• EXERCISE INSTRUCTIONS
Which lines of the records contain "title"? Collect every one of them.

***

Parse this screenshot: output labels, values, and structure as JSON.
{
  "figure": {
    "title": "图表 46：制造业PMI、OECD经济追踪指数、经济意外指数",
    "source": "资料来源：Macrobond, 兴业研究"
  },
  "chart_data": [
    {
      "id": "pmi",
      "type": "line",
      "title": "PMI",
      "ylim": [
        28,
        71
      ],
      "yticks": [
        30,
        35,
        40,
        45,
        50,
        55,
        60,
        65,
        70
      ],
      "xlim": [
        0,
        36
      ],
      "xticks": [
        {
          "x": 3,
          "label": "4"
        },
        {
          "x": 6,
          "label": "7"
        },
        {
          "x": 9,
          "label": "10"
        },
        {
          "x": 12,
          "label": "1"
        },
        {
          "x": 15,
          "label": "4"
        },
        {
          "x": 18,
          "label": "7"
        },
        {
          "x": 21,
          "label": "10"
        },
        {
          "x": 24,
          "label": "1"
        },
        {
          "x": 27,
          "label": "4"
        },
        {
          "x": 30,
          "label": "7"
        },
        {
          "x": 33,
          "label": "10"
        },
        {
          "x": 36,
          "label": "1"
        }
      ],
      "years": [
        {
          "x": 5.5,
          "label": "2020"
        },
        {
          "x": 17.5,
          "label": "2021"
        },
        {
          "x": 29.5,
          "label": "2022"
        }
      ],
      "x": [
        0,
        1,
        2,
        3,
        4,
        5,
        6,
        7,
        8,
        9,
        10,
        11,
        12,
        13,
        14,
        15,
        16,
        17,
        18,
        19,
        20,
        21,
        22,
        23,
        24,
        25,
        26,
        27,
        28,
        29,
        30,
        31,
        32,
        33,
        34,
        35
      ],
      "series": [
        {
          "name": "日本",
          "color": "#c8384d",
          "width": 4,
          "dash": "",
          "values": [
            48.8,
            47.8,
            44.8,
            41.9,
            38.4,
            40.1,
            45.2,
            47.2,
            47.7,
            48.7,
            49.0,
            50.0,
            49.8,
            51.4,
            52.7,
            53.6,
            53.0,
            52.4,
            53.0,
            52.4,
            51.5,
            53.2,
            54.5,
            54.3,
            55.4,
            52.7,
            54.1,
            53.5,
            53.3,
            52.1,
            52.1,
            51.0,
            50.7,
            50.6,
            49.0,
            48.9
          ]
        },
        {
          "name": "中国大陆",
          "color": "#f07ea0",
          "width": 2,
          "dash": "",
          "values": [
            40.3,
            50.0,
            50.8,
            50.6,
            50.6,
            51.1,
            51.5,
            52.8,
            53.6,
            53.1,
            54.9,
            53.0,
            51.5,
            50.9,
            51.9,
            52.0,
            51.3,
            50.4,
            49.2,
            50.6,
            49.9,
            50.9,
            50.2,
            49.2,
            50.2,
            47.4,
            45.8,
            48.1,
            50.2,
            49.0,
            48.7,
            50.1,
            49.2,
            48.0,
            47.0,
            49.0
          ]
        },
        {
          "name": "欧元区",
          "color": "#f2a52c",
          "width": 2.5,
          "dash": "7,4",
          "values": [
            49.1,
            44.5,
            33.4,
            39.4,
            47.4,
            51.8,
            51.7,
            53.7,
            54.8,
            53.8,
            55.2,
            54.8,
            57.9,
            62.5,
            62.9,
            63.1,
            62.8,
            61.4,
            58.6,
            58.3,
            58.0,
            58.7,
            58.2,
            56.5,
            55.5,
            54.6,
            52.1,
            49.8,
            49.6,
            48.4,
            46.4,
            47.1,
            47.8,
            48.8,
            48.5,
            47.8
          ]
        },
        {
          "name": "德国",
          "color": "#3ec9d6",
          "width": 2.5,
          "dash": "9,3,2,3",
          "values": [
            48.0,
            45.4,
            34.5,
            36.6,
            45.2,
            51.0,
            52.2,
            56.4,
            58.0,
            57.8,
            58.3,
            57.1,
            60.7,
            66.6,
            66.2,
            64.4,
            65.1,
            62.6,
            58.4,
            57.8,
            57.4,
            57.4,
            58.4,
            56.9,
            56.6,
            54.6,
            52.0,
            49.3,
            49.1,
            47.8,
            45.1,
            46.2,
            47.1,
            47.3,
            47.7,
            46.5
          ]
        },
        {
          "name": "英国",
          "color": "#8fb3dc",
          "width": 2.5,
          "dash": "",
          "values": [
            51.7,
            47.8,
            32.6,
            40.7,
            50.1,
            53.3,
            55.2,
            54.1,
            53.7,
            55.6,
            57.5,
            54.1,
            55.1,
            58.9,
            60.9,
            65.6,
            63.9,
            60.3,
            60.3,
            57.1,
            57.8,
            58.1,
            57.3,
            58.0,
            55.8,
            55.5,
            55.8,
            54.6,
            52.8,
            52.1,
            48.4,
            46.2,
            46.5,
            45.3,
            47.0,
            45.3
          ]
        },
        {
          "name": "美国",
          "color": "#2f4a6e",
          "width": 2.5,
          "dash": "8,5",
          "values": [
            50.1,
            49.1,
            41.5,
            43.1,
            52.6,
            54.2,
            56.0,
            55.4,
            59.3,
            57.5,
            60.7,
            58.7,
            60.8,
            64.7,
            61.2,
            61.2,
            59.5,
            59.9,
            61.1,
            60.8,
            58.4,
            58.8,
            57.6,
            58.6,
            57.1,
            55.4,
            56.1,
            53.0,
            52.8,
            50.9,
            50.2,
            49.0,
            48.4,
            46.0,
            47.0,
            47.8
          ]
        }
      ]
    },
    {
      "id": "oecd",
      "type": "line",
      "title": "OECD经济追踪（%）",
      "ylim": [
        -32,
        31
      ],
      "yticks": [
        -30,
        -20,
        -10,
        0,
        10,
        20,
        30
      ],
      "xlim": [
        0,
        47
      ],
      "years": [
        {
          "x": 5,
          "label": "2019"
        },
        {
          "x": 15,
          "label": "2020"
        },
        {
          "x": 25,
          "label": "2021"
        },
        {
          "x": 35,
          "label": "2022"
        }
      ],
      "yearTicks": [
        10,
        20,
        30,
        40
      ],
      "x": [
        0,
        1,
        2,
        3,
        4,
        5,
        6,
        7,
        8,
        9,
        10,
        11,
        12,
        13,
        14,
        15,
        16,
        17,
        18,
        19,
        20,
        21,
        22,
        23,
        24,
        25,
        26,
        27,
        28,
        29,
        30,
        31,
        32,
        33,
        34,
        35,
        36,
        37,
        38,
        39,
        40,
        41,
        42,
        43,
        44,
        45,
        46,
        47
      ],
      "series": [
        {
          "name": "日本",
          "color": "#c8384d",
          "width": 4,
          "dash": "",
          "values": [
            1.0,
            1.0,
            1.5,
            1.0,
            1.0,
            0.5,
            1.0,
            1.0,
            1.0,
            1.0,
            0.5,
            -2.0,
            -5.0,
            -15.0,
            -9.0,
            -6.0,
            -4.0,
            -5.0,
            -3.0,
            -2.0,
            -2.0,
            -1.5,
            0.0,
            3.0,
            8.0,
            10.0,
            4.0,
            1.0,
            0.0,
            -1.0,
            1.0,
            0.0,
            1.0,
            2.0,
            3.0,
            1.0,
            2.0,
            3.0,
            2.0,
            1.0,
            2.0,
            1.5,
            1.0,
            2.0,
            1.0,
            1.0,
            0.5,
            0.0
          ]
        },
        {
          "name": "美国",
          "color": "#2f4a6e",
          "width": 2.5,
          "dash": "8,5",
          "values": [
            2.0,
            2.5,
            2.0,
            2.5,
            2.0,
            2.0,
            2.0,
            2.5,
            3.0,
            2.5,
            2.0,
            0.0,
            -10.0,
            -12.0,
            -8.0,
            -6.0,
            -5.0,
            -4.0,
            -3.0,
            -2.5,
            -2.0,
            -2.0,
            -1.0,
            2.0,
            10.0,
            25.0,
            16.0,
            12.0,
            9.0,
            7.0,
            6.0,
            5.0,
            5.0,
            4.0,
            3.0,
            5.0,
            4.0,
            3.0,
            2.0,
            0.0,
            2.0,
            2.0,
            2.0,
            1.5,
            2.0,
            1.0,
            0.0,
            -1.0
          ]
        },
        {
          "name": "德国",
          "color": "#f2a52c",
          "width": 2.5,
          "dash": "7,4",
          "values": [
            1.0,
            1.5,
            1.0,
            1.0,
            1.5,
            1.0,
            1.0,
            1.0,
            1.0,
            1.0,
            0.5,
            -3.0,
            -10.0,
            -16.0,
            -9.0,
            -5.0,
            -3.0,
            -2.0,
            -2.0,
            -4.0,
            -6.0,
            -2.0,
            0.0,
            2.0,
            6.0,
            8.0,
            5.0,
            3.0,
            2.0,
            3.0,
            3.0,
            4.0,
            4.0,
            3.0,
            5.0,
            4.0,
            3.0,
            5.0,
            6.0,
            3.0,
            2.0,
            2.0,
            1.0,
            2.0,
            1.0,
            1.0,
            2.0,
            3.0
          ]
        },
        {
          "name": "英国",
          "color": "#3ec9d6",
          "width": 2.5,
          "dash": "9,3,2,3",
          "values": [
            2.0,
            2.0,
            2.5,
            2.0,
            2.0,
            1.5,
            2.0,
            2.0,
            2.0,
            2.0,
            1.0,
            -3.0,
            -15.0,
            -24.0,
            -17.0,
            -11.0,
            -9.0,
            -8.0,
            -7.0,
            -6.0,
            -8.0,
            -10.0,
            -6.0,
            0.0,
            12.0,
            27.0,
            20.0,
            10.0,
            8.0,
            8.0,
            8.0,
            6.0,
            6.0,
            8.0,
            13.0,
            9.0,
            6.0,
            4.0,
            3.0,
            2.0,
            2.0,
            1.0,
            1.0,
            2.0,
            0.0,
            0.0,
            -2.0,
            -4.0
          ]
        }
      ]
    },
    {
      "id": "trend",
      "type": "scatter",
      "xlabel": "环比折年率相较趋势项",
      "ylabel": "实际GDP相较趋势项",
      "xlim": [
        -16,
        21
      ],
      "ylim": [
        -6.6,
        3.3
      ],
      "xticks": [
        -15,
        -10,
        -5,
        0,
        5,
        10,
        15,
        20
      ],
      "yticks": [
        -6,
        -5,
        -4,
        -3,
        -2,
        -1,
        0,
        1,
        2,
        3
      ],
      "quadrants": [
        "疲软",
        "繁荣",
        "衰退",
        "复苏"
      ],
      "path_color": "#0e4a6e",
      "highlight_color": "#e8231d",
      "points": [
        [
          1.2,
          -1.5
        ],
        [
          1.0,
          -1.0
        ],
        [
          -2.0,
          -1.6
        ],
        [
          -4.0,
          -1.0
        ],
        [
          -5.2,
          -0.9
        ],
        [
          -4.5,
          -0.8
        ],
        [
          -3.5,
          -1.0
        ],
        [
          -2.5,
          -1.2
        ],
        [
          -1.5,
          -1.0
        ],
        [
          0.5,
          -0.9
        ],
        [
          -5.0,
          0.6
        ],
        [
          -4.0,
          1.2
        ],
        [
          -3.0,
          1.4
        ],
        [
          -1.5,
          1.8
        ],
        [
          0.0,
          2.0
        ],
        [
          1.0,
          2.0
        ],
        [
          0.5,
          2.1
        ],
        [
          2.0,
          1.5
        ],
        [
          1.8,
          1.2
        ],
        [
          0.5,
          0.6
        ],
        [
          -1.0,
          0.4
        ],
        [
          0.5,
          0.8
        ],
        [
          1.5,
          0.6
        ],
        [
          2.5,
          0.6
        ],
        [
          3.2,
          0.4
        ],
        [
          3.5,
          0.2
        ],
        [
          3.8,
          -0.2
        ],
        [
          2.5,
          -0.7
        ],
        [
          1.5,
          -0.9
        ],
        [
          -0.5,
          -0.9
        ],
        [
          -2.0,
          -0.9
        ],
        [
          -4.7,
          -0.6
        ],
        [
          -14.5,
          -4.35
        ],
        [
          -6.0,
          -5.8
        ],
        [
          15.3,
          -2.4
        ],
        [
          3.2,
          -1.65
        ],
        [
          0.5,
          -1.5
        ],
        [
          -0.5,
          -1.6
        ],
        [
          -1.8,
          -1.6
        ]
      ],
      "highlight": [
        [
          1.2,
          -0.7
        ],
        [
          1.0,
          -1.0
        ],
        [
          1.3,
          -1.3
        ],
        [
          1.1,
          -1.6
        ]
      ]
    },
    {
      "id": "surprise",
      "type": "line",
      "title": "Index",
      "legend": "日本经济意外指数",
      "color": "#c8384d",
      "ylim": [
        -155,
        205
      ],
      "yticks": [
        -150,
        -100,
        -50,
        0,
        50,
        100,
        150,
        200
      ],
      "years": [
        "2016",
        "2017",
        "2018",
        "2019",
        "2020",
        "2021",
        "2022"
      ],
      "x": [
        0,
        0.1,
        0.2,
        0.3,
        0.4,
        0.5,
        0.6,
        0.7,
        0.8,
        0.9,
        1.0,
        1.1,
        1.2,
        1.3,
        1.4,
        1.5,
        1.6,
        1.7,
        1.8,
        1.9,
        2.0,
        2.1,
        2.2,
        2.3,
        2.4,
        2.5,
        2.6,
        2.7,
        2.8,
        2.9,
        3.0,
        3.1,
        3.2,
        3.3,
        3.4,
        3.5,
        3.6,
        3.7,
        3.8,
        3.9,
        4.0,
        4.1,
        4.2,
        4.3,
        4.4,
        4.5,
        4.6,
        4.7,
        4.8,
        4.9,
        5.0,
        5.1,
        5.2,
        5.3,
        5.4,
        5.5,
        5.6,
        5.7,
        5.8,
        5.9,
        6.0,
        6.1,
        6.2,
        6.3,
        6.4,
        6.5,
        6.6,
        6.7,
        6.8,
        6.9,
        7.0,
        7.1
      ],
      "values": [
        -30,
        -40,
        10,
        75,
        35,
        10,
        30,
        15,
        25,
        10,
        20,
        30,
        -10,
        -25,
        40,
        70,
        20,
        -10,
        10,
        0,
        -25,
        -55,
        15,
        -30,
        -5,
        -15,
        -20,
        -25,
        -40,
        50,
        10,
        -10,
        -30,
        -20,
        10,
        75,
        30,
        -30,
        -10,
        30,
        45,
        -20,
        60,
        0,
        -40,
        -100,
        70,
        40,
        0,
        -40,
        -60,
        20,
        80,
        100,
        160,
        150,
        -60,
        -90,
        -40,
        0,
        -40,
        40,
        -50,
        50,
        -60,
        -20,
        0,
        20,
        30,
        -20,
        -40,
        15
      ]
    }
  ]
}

***

• TASK RESPONSE
    "title": "图表 46：制造业PMI、OECD经济追踪指数、经济意外指数",
      "title": "PMI",
      "title": "OECD经济追踪（%）",
      "title": "Index",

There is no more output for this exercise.